→ EXERCISE AIM
Please copy every line of the records below that holds the word "this".

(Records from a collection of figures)

+---+

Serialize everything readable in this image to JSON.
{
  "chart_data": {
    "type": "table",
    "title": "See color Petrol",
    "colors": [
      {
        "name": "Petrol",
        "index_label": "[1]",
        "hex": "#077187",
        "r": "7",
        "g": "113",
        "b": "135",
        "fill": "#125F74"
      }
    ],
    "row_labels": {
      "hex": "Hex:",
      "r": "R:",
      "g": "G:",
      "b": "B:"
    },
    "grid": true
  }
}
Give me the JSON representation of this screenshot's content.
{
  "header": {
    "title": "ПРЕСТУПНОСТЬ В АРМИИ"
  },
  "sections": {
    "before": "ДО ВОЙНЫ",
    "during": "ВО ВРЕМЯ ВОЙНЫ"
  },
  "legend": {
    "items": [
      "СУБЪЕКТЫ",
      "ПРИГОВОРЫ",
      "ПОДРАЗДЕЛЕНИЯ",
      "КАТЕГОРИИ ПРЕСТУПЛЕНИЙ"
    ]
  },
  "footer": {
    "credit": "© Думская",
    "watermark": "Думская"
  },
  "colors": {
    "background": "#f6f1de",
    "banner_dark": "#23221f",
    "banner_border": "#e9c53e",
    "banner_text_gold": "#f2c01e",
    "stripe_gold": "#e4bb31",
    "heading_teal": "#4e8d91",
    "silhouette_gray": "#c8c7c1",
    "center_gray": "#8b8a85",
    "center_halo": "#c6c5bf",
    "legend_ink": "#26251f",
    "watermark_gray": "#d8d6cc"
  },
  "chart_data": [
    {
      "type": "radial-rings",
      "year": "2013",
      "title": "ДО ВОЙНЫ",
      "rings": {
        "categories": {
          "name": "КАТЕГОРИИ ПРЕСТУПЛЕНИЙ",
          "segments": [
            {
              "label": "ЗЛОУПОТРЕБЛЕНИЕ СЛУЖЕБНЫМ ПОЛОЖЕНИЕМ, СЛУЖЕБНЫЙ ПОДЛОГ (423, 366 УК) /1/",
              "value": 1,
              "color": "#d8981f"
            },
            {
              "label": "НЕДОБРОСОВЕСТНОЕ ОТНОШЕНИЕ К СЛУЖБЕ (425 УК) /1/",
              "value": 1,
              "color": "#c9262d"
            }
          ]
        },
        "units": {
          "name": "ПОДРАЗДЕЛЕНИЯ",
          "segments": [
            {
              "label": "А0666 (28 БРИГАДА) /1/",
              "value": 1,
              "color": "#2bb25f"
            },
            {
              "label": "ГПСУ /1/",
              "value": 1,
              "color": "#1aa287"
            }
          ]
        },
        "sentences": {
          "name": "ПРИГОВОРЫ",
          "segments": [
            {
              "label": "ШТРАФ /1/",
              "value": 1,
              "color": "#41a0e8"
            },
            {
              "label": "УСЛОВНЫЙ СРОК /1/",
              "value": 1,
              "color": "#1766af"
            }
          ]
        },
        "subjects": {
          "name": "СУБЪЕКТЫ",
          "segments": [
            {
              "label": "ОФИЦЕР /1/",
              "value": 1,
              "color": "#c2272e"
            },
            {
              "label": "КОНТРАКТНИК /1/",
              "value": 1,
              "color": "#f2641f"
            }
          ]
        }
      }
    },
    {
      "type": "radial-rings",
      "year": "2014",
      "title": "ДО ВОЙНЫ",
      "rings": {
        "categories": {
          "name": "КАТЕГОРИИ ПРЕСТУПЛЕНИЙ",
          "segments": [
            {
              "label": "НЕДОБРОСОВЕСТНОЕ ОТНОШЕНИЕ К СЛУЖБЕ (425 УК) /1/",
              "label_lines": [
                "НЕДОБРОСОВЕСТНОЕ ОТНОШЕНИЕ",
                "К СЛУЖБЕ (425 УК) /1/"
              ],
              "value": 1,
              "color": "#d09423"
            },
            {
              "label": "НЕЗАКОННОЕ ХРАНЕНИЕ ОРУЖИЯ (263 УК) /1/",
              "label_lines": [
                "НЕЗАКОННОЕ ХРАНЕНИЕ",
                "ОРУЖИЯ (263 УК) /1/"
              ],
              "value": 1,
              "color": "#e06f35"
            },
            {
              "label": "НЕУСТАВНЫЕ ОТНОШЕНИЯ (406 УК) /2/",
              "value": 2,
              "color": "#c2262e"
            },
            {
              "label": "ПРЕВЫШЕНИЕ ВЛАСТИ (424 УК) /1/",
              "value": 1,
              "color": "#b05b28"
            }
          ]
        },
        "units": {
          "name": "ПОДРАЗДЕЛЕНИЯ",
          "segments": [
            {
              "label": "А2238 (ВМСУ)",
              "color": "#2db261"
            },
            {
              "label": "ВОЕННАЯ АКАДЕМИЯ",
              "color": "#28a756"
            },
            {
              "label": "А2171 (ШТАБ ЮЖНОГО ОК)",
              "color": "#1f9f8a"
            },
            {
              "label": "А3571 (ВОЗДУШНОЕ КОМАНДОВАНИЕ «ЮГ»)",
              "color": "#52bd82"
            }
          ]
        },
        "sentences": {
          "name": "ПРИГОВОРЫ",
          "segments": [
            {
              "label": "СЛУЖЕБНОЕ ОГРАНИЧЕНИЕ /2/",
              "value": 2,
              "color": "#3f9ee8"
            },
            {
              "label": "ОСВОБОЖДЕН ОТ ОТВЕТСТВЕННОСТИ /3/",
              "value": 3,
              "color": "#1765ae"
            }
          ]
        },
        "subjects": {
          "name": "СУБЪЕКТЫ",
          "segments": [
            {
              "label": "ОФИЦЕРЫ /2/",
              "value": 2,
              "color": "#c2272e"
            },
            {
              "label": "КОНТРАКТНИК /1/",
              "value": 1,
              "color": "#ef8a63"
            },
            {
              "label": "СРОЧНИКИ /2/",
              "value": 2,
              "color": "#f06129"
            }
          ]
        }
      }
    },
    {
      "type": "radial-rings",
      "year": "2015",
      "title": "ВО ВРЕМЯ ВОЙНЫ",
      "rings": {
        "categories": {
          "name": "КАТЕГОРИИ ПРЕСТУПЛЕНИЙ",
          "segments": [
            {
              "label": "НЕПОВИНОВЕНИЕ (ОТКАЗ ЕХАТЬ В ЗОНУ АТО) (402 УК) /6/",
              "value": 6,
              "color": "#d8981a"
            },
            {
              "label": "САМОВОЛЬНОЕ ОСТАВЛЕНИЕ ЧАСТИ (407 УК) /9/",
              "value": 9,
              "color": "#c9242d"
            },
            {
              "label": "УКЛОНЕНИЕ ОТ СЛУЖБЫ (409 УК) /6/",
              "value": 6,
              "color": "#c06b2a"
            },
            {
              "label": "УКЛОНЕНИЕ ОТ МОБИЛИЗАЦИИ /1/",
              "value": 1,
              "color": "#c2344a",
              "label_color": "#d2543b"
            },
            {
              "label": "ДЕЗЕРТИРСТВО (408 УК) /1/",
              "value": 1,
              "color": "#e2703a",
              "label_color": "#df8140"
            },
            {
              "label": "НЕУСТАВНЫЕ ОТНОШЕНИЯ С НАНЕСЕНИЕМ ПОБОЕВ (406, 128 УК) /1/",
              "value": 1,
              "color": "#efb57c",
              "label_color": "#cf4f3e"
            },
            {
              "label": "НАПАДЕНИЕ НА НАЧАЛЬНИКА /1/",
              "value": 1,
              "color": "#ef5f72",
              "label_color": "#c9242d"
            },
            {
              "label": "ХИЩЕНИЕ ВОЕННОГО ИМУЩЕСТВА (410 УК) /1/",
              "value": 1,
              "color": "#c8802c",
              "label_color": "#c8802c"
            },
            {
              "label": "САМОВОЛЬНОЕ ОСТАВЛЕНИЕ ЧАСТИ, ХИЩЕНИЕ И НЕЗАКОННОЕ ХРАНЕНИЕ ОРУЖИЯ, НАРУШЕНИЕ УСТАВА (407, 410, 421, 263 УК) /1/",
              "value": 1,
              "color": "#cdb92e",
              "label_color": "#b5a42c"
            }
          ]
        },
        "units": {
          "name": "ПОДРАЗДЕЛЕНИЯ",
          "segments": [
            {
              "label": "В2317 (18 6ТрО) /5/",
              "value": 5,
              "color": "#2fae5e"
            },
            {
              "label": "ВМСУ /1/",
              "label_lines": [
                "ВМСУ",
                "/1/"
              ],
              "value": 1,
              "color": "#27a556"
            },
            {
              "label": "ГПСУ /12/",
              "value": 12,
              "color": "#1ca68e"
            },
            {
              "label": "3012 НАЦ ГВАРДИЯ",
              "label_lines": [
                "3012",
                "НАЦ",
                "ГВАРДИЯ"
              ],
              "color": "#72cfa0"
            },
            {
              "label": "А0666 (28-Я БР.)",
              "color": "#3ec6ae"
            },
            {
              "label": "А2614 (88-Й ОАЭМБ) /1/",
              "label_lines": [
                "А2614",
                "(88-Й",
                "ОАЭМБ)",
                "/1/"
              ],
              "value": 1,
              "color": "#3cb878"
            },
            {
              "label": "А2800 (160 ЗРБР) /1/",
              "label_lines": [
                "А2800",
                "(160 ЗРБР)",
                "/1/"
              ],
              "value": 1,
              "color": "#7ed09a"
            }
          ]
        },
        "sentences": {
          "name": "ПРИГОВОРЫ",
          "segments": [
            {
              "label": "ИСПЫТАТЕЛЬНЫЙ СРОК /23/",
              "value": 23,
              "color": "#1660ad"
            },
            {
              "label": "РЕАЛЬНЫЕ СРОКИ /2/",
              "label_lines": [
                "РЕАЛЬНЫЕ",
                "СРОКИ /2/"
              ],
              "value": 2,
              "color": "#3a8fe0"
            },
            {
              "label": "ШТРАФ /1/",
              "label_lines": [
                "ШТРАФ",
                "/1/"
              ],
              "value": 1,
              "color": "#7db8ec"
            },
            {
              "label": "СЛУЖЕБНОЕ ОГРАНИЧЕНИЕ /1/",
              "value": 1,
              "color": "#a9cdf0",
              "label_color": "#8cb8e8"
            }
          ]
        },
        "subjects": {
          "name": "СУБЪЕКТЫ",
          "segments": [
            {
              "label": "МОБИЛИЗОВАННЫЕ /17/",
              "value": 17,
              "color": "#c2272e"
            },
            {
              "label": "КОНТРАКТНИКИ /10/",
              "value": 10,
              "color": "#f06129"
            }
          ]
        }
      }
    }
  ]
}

+---+

→ EXPECTED ANSWER
Serialize everything readable in this image to JSON.
Give me the JSON representation of this screenshot's content.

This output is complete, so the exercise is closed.